EXERCISE TASK -> Show all lines from the data that include the word "this".
++++++
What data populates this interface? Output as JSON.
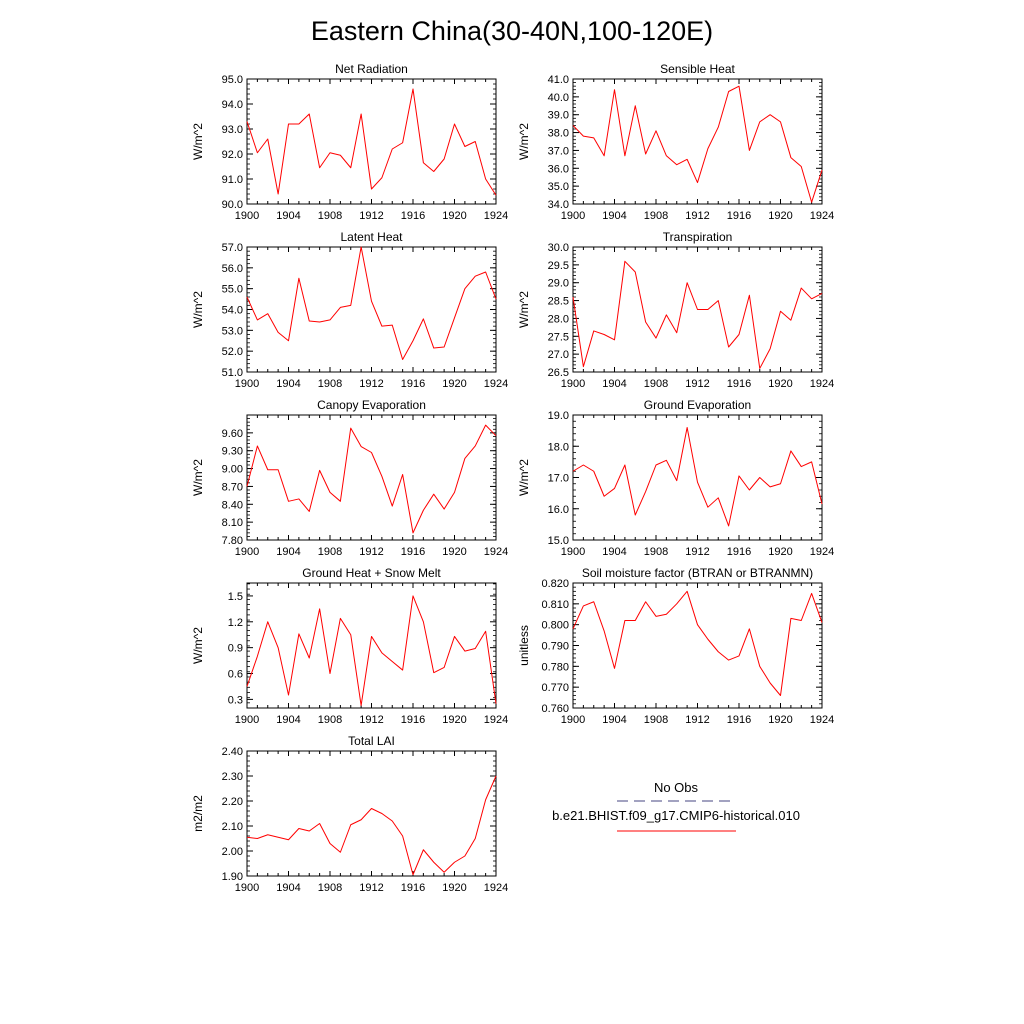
{
  "figure_title": "Eastern China(30-40N,100-120E)",
  "legend": {
    "obs_label": "No Obs",
    "model_label": "b.e21.BHIST.f09_g17.CMIP6-historical.010",
    "obs_color": "#6b6b9a",
    "model_color": "#ff0000"
  },
  "chart_data": [
    {
      "type": "line",
      "title": "Net Radiation",
      "ylabel": "W/m^2",
      "xlim": [
        1900,
        1924
      ],
      "ylim": [
        90.0,
        95.0
      ],
      "yticks": [
        "90.0",
        "91.0",
        "92.0",
        "93.0",
        "94.0",
        "95.0"
      ],
      "xticks": [
        "1900",
        "1904",
        "1908",
        "1912",
        "1916",
        "1920",
        "1924"
      ],
      "x": [
        1900,
        1901,
        1902,
        1903,
        1904,
        1905,
        1906,
        1907,
        1908,
        1909,
        1910,
        1911,
        1912,
        1913,
        1914,
        1915,
        1916,
        1917,
        1918,
        1919,
        1920,
        1921,
        1922,
        1923,
        1924
      ],
      "series": [
        {
          "color": "#ff0000",
          "values": [
            93.3,
            92.05,
            92.6,
            90.4,
            93.2,
            93.2,
            93.6,
            91.45,
            92.05,
            91.95,
            91.45,
            93.6,
            90.6,
            91.05,
            92.2,
            92.45,
            94.6,
            91.65,
            91.3,
            91.8,
            93.2,
            92.3,
            92.5,
            91.0,
            90.35
          ]
        }
      ]
    },
    {
      "type": "line",
      "title": "Sensible Heat",
      "ylabel": "W/m^2",
      "xlim": [
        1900,
        1924
      ],
      "ylim": [
        34.0,
        41.0
      ],
      "yticks": [
        "34.0",
        "35.0",
        "36.0",
        "37.0",
        "38.0",
        "39.0",
        "40.0",
        "41.0"
      ],
      "xticks": [
        "1900",
        "1904",
        "1908",
        "1912",
        "1916",
        "1920",
        "1924"
      ],
      "x": [
        1900,
        1901,
        1902,
        1903,
        1904,
        1905,
        1906,
        1907,
        1908,
        1909,
        1910,
        1911,
        1912,
        1913,
        1914,
        1915,
        1916,
        1917,
        1918,
        1919,
        1920,
        1921,
        1922,
        1923,
        1924
      ],
      "series": [
        {
          "color": "#ff0000",
          "values": [
            38.4,
            37.8,
            37.7,
            36.7,
            40.4,
            36.7,
            39.5,
            36.8,
            38.1,
            36.7,
            36.2,
            36.5,
            35.2,
            37.1,
            38.3,
            40.3,
            40.6,
            37.0,
            38.6,
            39.0,
            38.6,
            36.6,
            36.1,
            34.1,
            35.9
          ]
        }
      ]
    },
    {
      "type": "line",
      "title": "Latent Heat",
      "ylabel": "W/m^2",
      "xlim": [
        1900,
        1924
      ],
      "ylim": [
        51.0,
        57.0
      ],
      "yticks": [
        "51.0",
        "52.0",
        "53.0",
        "54.0",
        "55.0",
        "56.0",
        "57.0"
      ],
      "xticks": [
        "1900",
        "1904",
        "1908",
        "1912",
        "1916",
        "1920",
        "1924"
      ],
      "x": [
        1900,
        1901,
        1902,
        1903,
        1904,
        1905,
        1906,
        1907,
        1908,
        1909,
        1910,
        1911,
        1912,
        1913,
        1914,
        1915,
        1916,
        1917,
        1918,
        1919,
        1920,
        1921,
        1922,
        1923,
        1924
      ],
      "series": [
        {
          "color": "#ff0000",
          "values": [
            54.6,
            53.5,
            53.8,
            52.9,
            52.5,
            55.5,
            53.45,
            53.4,
            53.5,
            54.1,
            54.2,
            57.0,
            54.4,
            53.2,
            53.25,
            51.6,
            52.5,
            53.55,
            52.15,
            52.2,
            53.6,
            55.0,
            55.6,
            55.8,
            54.5
          ]
        }
      ]
    },
    {
      "type": "line",
      "title": "Transpiration",
      "ylabel": "W/m^2",
      "xlim": [
        1900,
        1924
      ],
      "ylim": [
        26.5,
        30.0
      ],
      "yticks": [
        "26.5",
        "27.0",
        "27.5",
        "28.0",
        "28.5",
        "29.0",
        "29.5",
        "30.0"
      ],
      "xticks": [
        "1900",
        "1904",
        "1908",
        "1912",
        "1916",
        "1920",
        "1924"
      ],
      "x": [
        1900,
        1901,
        1902,
        1903,
        1904,
        1905,
        1906,
        1907,
        1908,
        1909,
        1910,
        1911,
        1912,
        1913,
        1914,
        1915,
        1916,
        1917,
        1918,
        1919,
        1920,
        1921,
        1922,
        1923,
        1924
      ],
      "series": [
        {
          "color": "#ff0000",
          "values": [
            28.6,
            26.65,
            27.65,
            27.55,
            27.4,
            29.6,
            29.3,
            27.9,
            27.45,
            28.1,
            27.6,
            29.0,
            28.25,
            28.25,
            28.5,
            27.2,
            27.55,
            28.65,
            26.6,
            27.15,
            28.2,
            27.95,
            28.85,
            28.55,
            28.7
          ]
        }
      ]
    },
    {
      "type": "line",
      "title": "Canopy Evaporation",
      "ylabel": "W/m^2",
      "xlim": [
        1900,
        1924
      ],
      "ylim": [
        7.8,
        9.9
      ],
      "yticks": [
        "7.80",
        "8.10",
        "8.40",
        "8.70",
        "9.00",
        "9.30",
        "9.60"
      ],
      "xticks": [
        "1900",
        "1904",
        "1908",
        "1912",
        "1916",
        "1920",
        "1924"
      ],
      "x": [
        1900,
        1901,
        1902,
        1903,
        1904,
        1905,
        1906,
        1907,
        1908,
        1909,
        1910,
        1911,
        1912,
        1913,
        1914,
        1915,
        1916,
        1917,
        1918,
        1919,
        1920,
        1921,
        1922,
        1923,
        1924
      ],
      "series": [
        {
          "color": "#ff0000",
          "values": [
            8.7,
            9.38,
            8.98,
            8.98,
            8.45,
            8.49,
            8.28,
            8.97,
            8.6,
            8.45,
            9.68,
            9.37,
            9.27,
            8.87,
            8.37,
            8.9,
            7.92,
            8.3,
            8.57,
            8.32,
            8.6,
            9.17,
            9.38,
            9.73,
            9.55
          ]
        }
      ]
    },
    {
      "type": "line",
      "title": "Ground Evaporation",
      "ylabel": "W/m^2",
      "xlim": [
        1900,
        1924
      ],
      "ylim": [
        15.0,
        19.0
      ],
      "yticks": [
        "15.0",
        "16.0",
        "17.0",
        "18.0",
        "19.0"
      ],
      "xticks": [
        "1900",
        "1904",
        "1908",
        "1912",
        "1916",
        "1920",
        "1924"
      ],
      "x": [
        1900,
        1901,
        1902,
        1903,
        1904,
        1905,
        1906,
        1907,
        1908,
        1909,
        1910,
        1911,
        1912,
        1913,
        1914,
        1915,
        1916,
        1917,
        1918,
        1919,
        1920,
        1921,
        1922,
        1923,
        1924
      ],
      "series": [
        {
          "color": "#ff0000",
          "values": [
            17.2,
            17.4,
            17.2,
            16.4,
            16.65,
            17.4,
            15.8,
            16.55,
            17.4,
            17.55,
            16.9,
            18.6,
            16.85,
            16.05,
            16.35,
            15.45,
            17.05,
            16.6,
            17.0,
            16.7,
            16.8,
            17.85,
            17.35,
            17.5,
            16.15
          ]
        }
      ]
    },
    {
      "type": "line",
      "title": "Ground Heat + Snow Melt",
      "ylabel": "W/m^2",
      "xlim": [
        1900,
        1924
      ],
      "ylim": [
        0.2,
        1.65
      ],
      "yticks": [
        "0.3",
        "0.6",
        "0.9",
        "1.2",
        "1.5"
      ],
      "xticks": [
        "1900",
        "1904",
        "1908",
        "1912",
        "1916",
        "1920",
        "1924"
      ],
      "x": [
        1900,
        1901,
        1902,
        1903,
        1904,
        1905,
        1906,
        1907,
        1908,
        1909,
        1910,
        1911,
        1912,
        1913,
        1914,
        1915,
        1916,
        1917,
        1918,
        1919,
        1920,
        1921,
        1922,
        1923,
        1924
      ],
      "series": [
        {
          "color": "#ff0000",
          "values": [
            0.45,
            0.8,
            1.2,
            0.9,
            0.35,
            1.06,
            0.78,
            1.35,
            0.6,
            1.24,
            1.05,
            0.23,
            1.03,
            0.84,
            0.74,
            0.64,
            1.5,
            1.2,
            0.61,
            0.67,
            1.03,
            0.86,
            0.89,
            1.09,
            0.25
          ]
        }
      ]
    },
    {
      "type": "line",
      "title": "Soil moisture factor (BTRAN or BTRANMN)",
      "ylabel": "unitless",
      "xlim": [
        1900,
        1924
      ],
      "ylim": [
        0.76,
        0.82
      ],
      "yticks": [
        "0.760",
        "0.770",
        "0.780",
        "0.790",
        "0.800",
        "0.810",
        "0.820"
      ],
      "xticks": [
        "1900",
        "1904",
        "1908",
        "1912",
        "1916",
        "1920",
        "1924"
      ],
      "x": [
        1900,
        1901,
        1902,
        1903,
        1904,
        1905,
        1906,
        1907,
        1908,
        1909,
        1910,
        1911,
        1912,
        1913,
        1914,
        1915,
        1916,
        1917,
        1918,
        1919,
        1920,
        1921,
        1922,
        1923,
        1924
      ],
      "series": [
        {
          "color": "#ff0000",
          "values": [
            0.798,
            0.809,
            0.811,
            0.797,
            0.779,
            0.802,
            0.802,
            0.811,
            0.804,
            0.805,
            0.81,
            0.816,
            0.8,
            0.793,
            0.787,
            0.783,
            0.785,
            0.798,
            0.78,
            0.772,
            0.766,
            0.803,
            0.802,
            0.815,
            0.801
          ]
        }
      ]
    },
    {
      "type": "line",
      "title": "Total LAI",
      "ylabel": "m2/m2",
      "xlim": [
        1900,
        1924
      ],
      "ylim": [
        1.9,
        2.4
      ],
      "yticks": [
        "1.90",
        "2.00",
        "2.10",
        "2.20",
        "2.30",
        "2.40"
      ],
      "xticks": [
        "1900",
        "1904",
        "1908",
        "1912",
        "1916",
        "1920",
        "1924"
      ],
      "x": [
        1900,
        1901,
        1902,
        1903,
        1904,
        1905,
        1906,
        1907,
        1908,
        1909,
        1910,
        1911,
        1912,
        1913,
        1914,
        1915,
        1916,
        1917,
        1918,
        1919,
        1920,
        1921,
        1922,
        1923,
        1924
      ],
      "series": [
        {
          "color": "#ff0000",
          "values": [
            2.055,
            2.05,
            2.065,
            2.055,
            2.045,
            2.09,
            2.08,
            2.11,
            2.03,
            1.995,
            2.105,
            2.125,
            2.17,
            2.15,
            2.12,
            2.06,
            1.905,
            2.005,
            1.955,
            1.915,
            1.955,
            1.98,
            2.05,
            2.205,
            2.3
          ]
        }
      ]
    }
  ]
}
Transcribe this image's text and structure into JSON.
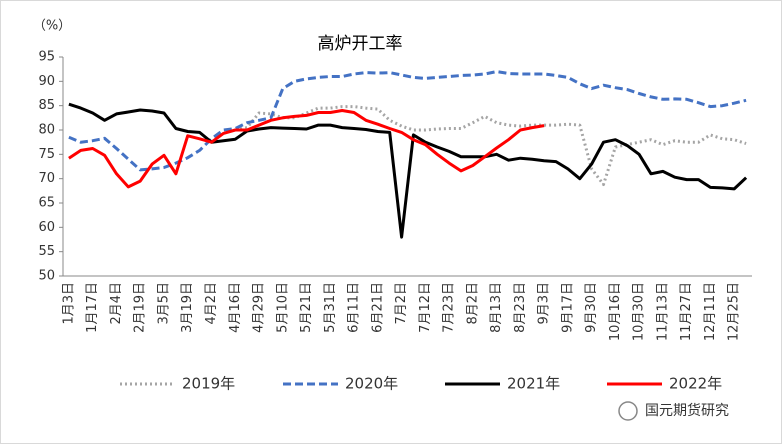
++++++
RESPONSE TO THE TASK ->
What data populates this interface? Output as JSON.
Transcribe this image's text and structure into JSON.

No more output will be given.